◆ **Task details**
List each line of the data that holds the string "JSON".

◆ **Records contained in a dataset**
-*-

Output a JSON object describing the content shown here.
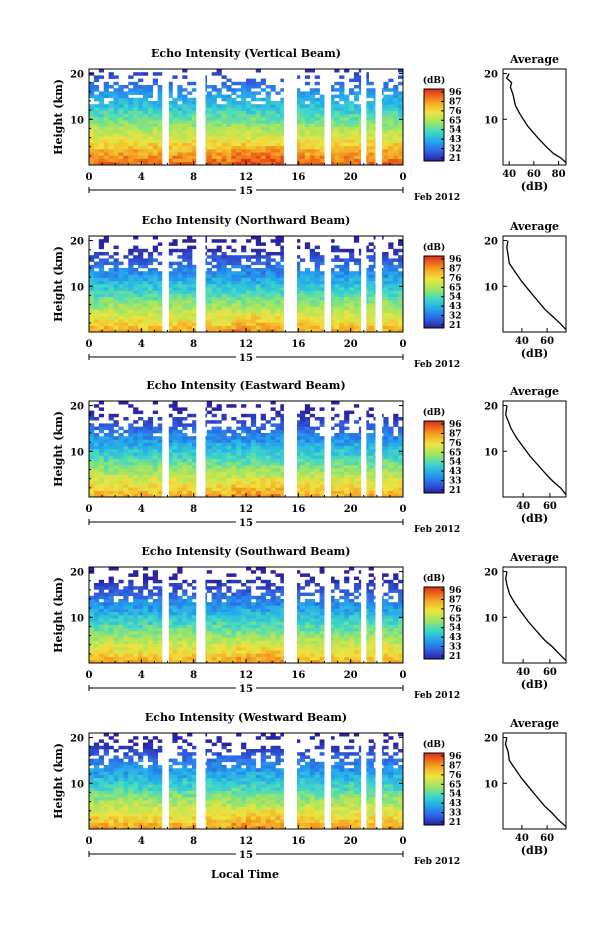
{
  "chart_data": [
    {
      "type": "heatmap",
      "title": "Echo Intensity (Vertical Beam)",
      "ylabel": "Height (km)",
      "yticks": [
        "10",
        "20"
      ],
      "xticks": [
        "0",
        "4",
        "8",
        "12",
        "16",
        "20",
        "0"
      ],
      "date_day": "15",
      "date_month_year": "Feb 2012",
      "colorbar_title": "(dB)",
      "colorbar_ticks": [
        "96",
        "87",
        "76",
        "65",
        "54",
        "43",
        "32",
        "21"
      ],
      "missing_hours": [
        [
          5.6,
          6.1
        ],
        [
          8.2,
          8.9
        ],
        [
          14.9,
          15.9
        ],
        [
          18.0,
          18.5
        ],
        [
          20.8,
          21.2
        ],
        [
          21.9,
          22.4
        ]
      ],
      "profile": {
        "title": "Average",
        "xlabel": "(dB)",
        "xticks": [
          "40",
          "60",
          "80"
        ],
        "yticks": [
          "10",
          "20"
        ],
        "xlim": [
          35,
          86
        ],
        "points": [
          [
            86,
            0.5
          ],
          [
            82,
            1.5
          ],
          [
            76,
            2.5
          ],
          [
            70,
            4
          ],
          [
            63,
            6
          ],
          [
            55,
            8.5
          ],
          [
            49,
            11
          ],
          [
            45,
            13
          ],
          [
            43,
            15.5
          ],
          [
            41,
            17
          ],
          [
            42,
            18
          ],
          [
            38,
            19
          ],
          [
            40,
            20
          ]
        ]
      }
    },
    {
      "type": "heatmap",
      "title": "Echo Intensity (Northward Beam)",
      "ylabel": "Height (km)",
      "yticks": [
        "10",
        "20"
      ],
      "xticks": [
        "0",
        "4",
        "8",
        "12",
        "16",
        "20",
        "0"
      ],
      "date_day": "15",
      "date_month_year": "Feb 2012",
      "colorbar_title": "(dB)",
      "colorbar_ticks": [
        "96",
        "87",
        "76",
        "65",
        "54",
        "43",
        "32",
        "21"
      ],
      "missing_hours": [
        [
          5.6,
          6.1
        ],
        [
          8.2,
          8.9
        ],
        [
          14.9,
          15.9
        ],
        [
          18.0,
          18.5
        ],
        [
          20.8,
          21.2
        ],
        [
          21.9,
          22.4
        ]
      ],
      "profile": {
        "title": "Average",
        "xlabel": "(dB)",
        "xticks": [
          "40",
          "60"
        ],
        "yticks": [
          "10",
          "20"
        ],
        "xlim": [
          25,
          75
        ],
        "points": [
          [
            75,
            0.5
          ],
          [
            70,
            2
          ],
          [
            64,
            3.5
          ],
          [
            58,
            5
          ],
          [
            52,
            7
          ],
          [
            46,
            9
          ],
          [
            40,
            11
          ],
          [
            35,
            13
          ],
          [
            30,
            15
          ],
          [
            29,
            17
          ],
          [
            28,
            18.5
          ],
          [
            29,
            20
          ]
        ]
      }
    },
    {
      "type": "heatmap",
      "title": "Echo Intensity (Eastward Beam)",
      "ylabel": "Height (km)",
      "yticks": [
        "10",
        "20"
      ],
      "xticks": [
        "0",
        "4",
        "8",
        "12",
        "16",
        "20",
        "0"
      ],
      "date_day": "15",
      "date_month_year": "Feb 2012",
      "colorbar_title": "(dB)",
      "colorbar_ticks": [
        "96",
        "87",
        "76",
        "65",
        "54",
        "43",
        "33",
        "21"
      ],
      "missing_hours": [
        [
          5.6,
          6.1
        ],
        [
          8.2,
          8.9
        ],
        [
          14.9,
          15.9
        ],
        [
          18.0,
          18.5
        ],
        [
          20.8,
          21.2
        ],
        [
          21.9,
          22.4
        ]
      ],
      "profile": {
        "title": "Average",
        "xlabel": "(dB)",
        "xticks": [
          "40",
          "60"
        ],
        "yticks": [
          "10",
          "20"
        ],
        "xlim": [
          25,
          72
        ],
        "points": [
          [
            72,
            0.5
          ],
          [
            68,
            2
          ],
          [
            62,
            3.5
          ],
          [
            57,
            5
          ],
          [
            51,
            7
          ],
          [
            45,
            9
          ],
          [
            40,
            11
          ],
          [
            35,
            13
          ],
          [
            31,
            15
          ],
          [
            29,
            16.5
          ],
          [
            27,
            18
          ],
          [
            28,
            20
          ]
        ]
      }
    },
    {
      "type": "heatmap",
      "title": "Echo Intensity (Southward Beam)",
      "ylabel": "Height (km)",
      "yticks": [
        "10",
        "20"
      ],
      "xticks": [
        "0",
        "4",
        "8",
        "12",
        "16",
        "20",
        "0"
      ],
      "date_day": "15",
      "date_month_year": "Feb 2012",
      "colorbar_title": "(dB)",
      "colorbar_ticks": [
        "96",
        "87",
        "76",
        "65",
        "54",
        "43",
        "33",
        "21"
      ],
      "missing_hours": [
        [
          5.6,
          6.1
        ],
        [
          8.2,
          8.9
        ],
        [
          14.9,
          15.9
        ],
        [
          18.0,
          18.5
        ],
        [
          20.8,
          21.2
        ],
        [
          21.9,
          22.4
        ]
      ],
      "profile": {
        "title": "Average",
        "xlabel": "(dB)",
        "xticks": [
          "40",
          "60"
        ],
        "yticks": [
          "10",
          "20"
        ],
        "xlim": [
          25,
          72
        ],
        "points": [
          [
            72,
            0.5
          ],
          [
            67,
            2
          ],
          [
            62,
            3.5
          ],
          [
            56,
            5
          ],
          [
            50,
            7
          ],
          [
            44,
            9
          ],
          [
            39,
            11
          ],
          [
            34,
            13
          ],
          [
            30,
            15
          ],
          [
            28,
            17
          ],
          [
            27,
            18.5
          ],
          [
            28,
            20
          ]
        ]
      }
    },
    {
      "type": "heatmap",
      "title": "Echo Intensity (Westward Beam)",
      "ylabel": "Height (km)",
      "yticks": [
        "10",
        "20"
      ],
      "xticks": [
        "0",
        "4",
        "8",
        "12",
        "16",
        "20",
        "0"
      ],
      "date_day": "15",
      "date_month_year": "Feb 2012",
      "colorbar_title": "(dB)",
      "colorbar_ticks": [
        "96",
        "87",
        "76",
        "65",
        "54",
        "43",
        "33",
        "21"
      ],
      "missing_hours": [
        [
          5.6,
          6.1
        ],
        [
          8.2,
          8.9
        ],
        [
          14.9,
          15.9
        ],
        [
          18.0,
          18.5
        ],
        [
          20.8,
          21.2
        ],
        [
          21.9,
          22.4
        ]
      ],
      "profile": {
        "title": "Average",
        "xlabel": "(dB)",
        "xticks": [
          "40",
          "60"
        ],
        "yticks": [
          "10",
          "20"
        ],
        "xlim": [
          25,
          75
        ],
        "points": [
          [
            75,
            0.5
          ],
          [
            69,
            2
          ],
          [
            64,
            3.5
          ],
          [
            58,
            5
          ],
          [
            52,
            7
          ],
          [
            46,
            9
          ],
          [
            40,
            11
          ],
          [
            35,
            13
          ],
          [
            30,
            15
          ],
          [
            29,
            17
          ],
          [
            27,
            18.5
          ],
          [
            28,
            20
          ]
        ]
      }
    }
  ],
  "footer": {
    "xlabel": "Local Time"
  }
}
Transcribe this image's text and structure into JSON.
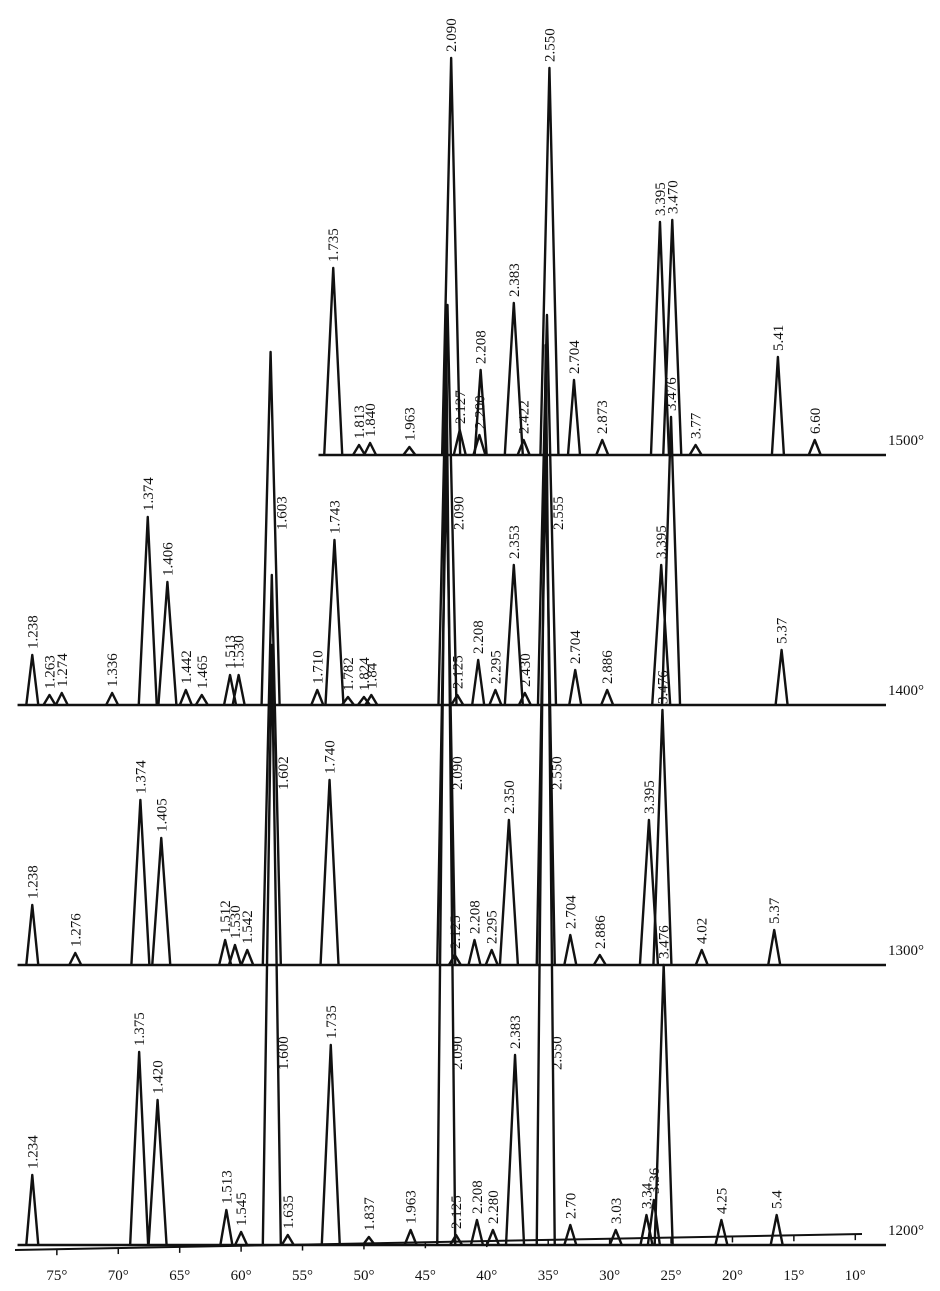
{
  "chart_data": {
    "type": "line",
    "color": "#111",
    "xlim": [
      78,
      7.5
    ],
    "xticks": [
      {
        "value": 75,
        "label": "75°"
      },
      {
        "value": 70,
        "label": "70°"
      },
      {
        "value": 65,
        "label": "65°"
      },
      {
        "value": 60,
        "label": "60°"
      },
      {
        "value": 55,
        "label": "55°"
      },
      {
        "value": 50,
        "label": "50°"
      },
      {
        "value": 45,
        "label": "45°"
      },
      {
        "value": 40,
        "label": "40°"
      },
      {
        "value": 35,
        "label": "35°"
      },
      {
        "value": 30,
        "label": "30°"
      },
      {
        "value": 25,
        "label": "25°"
      },
      {
        "value": 20,
        "label": "20°"
      },
      {
        "value": 15,
        "label": "15°"
      },
      {
        "value": 10,
        "label": "10°"
      }
    ],
    "ylim": [
      0,
      1000
    ],
    "series": [
      {
        "name": "1200°",
        "x": [
          77,
          68.3,
          66.8,
          61.2,
          60,
          57.5,
          56.2,
          52.7,
          49.6,
          46.2,
          43.3,
          42.5,
          40.8,
          39.5,
          37.7,
          35.2,
          33.2,
          29.5,
          27,
          26.4,
          25.6,
          20.9,
          16.4
        ],
        "values": [
          70,
          193,
          145,
          35,
          13,
          600,
          10,
          200,
          8,
          15,
          900,
          10,
          25,
          15,
          190,
          900,
          20,
          15,
          30,
          45,
          280,
          25,
          30
        ],
        "labels": [
          "1.234",
          "1.375",
          "1.420",
          "1.513",
          "1.545",
          "1.600",
          "1.635",
          "1.735",
          "1.837",
          "1.963",
          "2.090",
          "2.125",
          "2.208",
          "2.280",
          "2.383",
          "2.550",
          "2.70",
          "3.03",
          "3.34",
          "3.36",
          "3.476",
          "4.25",
          "5.4"
        ]
      },
      {
        "name": "1300°",
        "x": [
          77,
          73.5,
          68.2,
          66.5,
          61.3,
          60.5,
          59.5,
          57.5,
          52.8,
          43.3,
          42.6,
          41,
          39.6,
          38.2,
          35.2,
          33.2,
          30.8,
          26.8,
          25.7,
          22.5,
          16.6
        ],
        "values": [
          60,
          12,
          165,
          127,
          25,
          20,
          15,
          390,
          185,
          500,
          10,
          25,
          15,
          145,
          500,
          30,
          10,
          145,
          255,
          15,
          35
        ],
        "labels": [
          "1.238",
          "1.276",
          "1.374",
          "1.405",
          "1.512",
          "1.530",
          "1.542",
          "1.602",
          "1.740",
          "2.090",
          "2.125",
          "2.208",
          "2.295",
          "2.350",
          "2.550",
          "2.704",
          "2.886",
          "3.395",
          "3.476",
          "4.02",
          "5.37"
        ]
      },
      {
        "name": "1400°",
        "x": [
          77,
          75.6,
          74.6,
          70.5,
          67.6,
          66,
          64.5,
          63.2,
          60.9,
          60.2,
          57.6,
          53.8,
          52.4,
          51.3,
          50,
          49.4,
          43.2,
          42.4,
          40.7,
          39.3,
          37.8,
          36.9,
          35.1,
          32.8,
          30.2,
          25.8,
          25,
          16
        ],
        "values": [
          50,
          10,
          12,
          12,
          188,
          123,
          15,
          10,
          30,
          30,
          353,
          15,
          165,
          8,
          8,
          10,
          400,
          10,
          45,
          15,
          140,
          12,
          390,
          35,
          15,
          140,
          288,
          55
        ],
        "labels": [
          "1.238",
          "1.263",
          "1.274",
          "1.336",
          "1.374",
          "1.406",
          "1.442",
          "1.465",
          "1.513",
          "1.530",
          "1.603",
          "1.710",
          "1.743",
          "1.782",
          "1.824",
          "1.84",
          "2.090",
          "2.125",
          "2.208",
          "2.295",
          "2.353",
          "2.430",
          "2.555",
          "2.704",
          "2.886",
          "3.395",
          "3.476",
          "5.37"
        ]
      },
      {
        "name": "1500°",
        "x": [
          52.5,
          50.4,
          49.5,
          46.3,
          42.9,
          42.2,
          40.6,
          40.5,
          37.8,
          37,
          34.9,
          32.9,
          30.6,
          25.9,
          24.9,
          23,
          16.3,
          13.3
        ],
        "values": [
          187,
          10,
          12,
          8,
          397,
          25,
          20,
          85,
          152,
          15,
          387,
          75,
          15,
          233,
          235,
          10,
          98,
          15
        ],
        "labels": [
          "1.735",
          "1.813",
          "1.840",
          "1.963",
          "2.090",
          "2.127",
          "2.200",
          "2.208",
          "2.383",
          "2.422",
          "2.550",
          "2.704",
          "2.873",
          "3.395",
          "3.470",
          "3.77",
          "5.41",
          "6.60"
        ]
      }
    ]
  }
}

-*-

◆ **Result for this exercise**
Output a JSON object describing the content shown here.
Transcribe this image's text and structure into JSON.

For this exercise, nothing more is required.